## YOUR TASK
Search the entries below. Return every line that has "name" in it.

- - -

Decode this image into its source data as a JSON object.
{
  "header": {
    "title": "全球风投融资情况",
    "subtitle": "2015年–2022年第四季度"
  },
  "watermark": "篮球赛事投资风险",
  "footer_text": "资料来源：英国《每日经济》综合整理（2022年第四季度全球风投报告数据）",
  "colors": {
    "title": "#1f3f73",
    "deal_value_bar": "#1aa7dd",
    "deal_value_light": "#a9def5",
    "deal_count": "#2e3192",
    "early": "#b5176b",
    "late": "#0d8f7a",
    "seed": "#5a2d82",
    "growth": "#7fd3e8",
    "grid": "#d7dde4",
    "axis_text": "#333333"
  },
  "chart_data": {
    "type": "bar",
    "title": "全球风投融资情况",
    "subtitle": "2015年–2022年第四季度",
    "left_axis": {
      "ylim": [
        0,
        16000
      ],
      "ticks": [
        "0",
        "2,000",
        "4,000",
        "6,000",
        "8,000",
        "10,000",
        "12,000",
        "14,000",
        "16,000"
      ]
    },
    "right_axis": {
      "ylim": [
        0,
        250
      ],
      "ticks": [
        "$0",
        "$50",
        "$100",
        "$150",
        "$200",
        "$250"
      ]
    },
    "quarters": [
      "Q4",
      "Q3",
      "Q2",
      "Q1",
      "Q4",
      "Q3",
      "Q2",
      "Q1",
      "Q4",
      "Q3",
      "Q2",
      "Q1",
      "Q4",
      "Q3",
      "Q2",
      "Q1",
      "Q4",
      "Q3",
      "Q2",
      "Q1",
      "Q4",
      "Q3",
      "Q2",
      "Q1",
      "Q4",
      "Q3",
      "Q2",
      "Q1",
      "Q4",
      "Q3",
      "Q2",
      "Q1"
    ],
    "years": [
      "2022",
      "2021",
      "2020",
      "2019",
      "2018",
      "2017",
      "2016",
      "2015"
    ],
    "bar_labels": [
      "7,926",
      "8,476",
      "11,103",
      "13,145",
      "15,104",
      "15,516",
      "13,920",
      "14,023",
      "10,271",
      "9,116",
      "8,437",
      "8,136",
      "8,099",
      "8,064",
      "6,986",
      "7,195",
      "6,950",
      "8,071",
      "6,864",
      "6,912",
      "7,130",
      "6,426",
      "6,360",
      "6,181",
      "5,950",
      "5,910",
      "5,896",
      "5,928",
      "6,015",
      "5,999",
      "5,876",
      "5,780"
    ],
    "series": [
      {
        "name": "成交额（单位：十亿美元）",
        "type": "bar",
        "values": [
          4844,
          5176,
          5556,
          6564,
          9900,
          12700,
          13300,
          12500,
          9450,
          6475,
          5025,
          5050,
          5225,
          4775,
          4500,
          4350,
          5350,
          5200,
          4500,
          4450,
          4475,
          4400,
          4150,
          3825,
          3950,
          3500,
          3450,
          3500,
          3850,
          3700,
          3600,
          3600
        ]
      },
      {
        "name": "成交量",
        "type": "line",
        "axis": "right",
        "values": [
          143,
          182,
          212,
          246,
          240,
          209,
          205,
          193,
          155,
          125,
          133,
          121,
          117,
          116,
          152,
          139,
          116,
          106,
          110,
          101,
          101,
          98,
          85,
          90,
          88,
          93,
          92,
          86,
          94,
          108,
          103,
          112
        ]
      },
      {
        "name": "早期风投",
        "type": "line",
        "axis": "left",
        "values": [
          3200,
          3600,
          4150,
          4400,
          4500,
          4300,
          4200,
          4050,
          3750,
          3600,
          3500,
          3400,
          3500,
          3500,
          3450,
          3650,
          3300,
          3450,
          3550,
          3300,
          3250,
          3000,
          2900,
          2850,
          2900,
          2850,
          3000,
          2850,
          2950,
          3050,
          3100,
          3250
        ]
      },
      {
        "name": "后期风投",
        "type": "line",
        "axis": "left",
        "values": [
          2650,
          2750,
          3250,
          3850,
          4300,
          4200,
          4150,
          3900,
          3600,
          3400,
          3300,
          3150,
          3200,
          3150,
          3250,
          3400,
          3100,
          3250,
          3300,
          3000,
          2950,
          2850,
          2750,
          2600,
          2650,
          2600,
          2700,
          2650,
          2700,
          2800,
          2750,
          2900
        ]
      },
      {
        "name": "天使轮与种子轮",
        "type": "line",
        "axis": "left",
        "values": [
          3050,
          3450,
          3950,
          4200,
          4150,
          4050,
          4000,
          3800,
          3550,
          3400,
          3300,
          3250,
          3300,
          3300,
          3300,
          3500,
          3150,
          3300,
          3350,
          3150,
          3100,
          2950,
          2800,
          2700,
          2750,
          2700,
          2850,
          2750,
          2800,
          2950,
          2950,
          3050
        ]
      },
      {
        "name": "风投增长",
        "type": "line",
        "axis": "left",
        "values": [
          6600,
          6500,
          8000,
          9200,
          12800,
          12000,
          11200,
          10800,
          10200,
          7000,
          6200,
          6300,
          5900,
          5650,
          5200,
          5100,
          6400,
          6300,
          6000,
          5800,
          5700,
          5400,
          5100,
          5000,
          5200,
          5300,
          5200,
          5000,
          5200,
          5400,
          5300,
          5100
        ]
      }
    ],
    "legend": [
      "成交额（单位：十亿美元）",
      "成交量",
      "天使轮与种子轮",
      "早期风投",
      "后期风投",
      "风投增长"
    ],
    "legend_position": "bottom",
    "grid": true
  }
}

- - -

## OUTPUT OF THE TASK
        "name": "成交额（单位：十亿美元）",
        "name": "成交量",
        "name": "早期风投",
        "name": "后期风投",
        "name": "天使轮与种子轮",
        "name": "风投增长",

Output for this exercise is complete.